### DO THIS:
Tally up the lines below that include the word "name". Answer with the number alone.

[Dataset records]
-.-.-

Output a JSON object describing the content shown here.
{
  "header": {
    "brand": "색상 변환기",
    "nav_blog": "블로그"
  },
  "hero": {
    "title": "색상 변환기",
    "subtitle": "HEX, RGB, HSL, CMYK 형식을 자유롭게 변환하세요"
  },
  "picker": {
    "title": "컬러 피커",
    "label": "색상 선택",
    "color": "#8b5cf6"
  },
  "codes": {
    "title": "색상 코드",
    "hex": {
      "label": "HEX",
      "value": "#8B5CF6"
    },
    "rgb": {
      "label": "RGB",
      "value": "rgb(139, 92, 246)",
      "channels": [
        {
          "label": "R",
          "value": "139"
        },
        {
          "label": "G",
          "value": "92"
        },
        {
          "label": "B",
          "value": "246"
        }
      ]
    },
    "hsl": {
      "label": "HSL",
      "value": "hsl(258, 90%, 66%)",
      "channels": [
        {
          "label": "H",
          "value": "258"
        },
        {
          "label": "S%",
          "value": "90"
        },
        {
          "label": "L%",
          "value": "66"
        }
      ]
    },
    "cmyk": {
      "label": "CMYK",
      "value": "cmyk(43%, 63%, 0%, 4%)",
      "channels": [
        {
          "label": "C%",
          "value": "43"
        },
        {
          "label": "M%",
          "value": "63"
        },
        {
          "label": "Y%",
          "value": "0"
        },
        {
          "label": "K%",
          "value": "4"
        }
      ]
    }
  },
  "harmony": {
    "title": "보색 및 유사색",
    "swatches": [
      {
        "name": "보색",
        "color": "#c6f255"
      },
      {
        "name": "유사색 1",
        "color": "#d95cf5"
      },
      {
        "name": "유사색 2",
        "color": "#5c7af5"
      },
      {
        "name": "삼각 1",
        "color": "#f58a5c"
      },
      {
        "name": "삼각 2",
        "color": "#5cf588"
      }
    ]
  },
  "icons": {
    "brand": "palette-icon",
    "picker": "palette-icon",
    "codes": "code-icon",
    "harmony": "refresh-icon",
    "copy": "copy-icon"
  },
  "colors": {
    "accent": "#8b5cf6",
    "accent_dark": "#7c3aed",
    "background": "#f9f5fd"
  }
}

-.-.-

### FULL OUTPUT:
5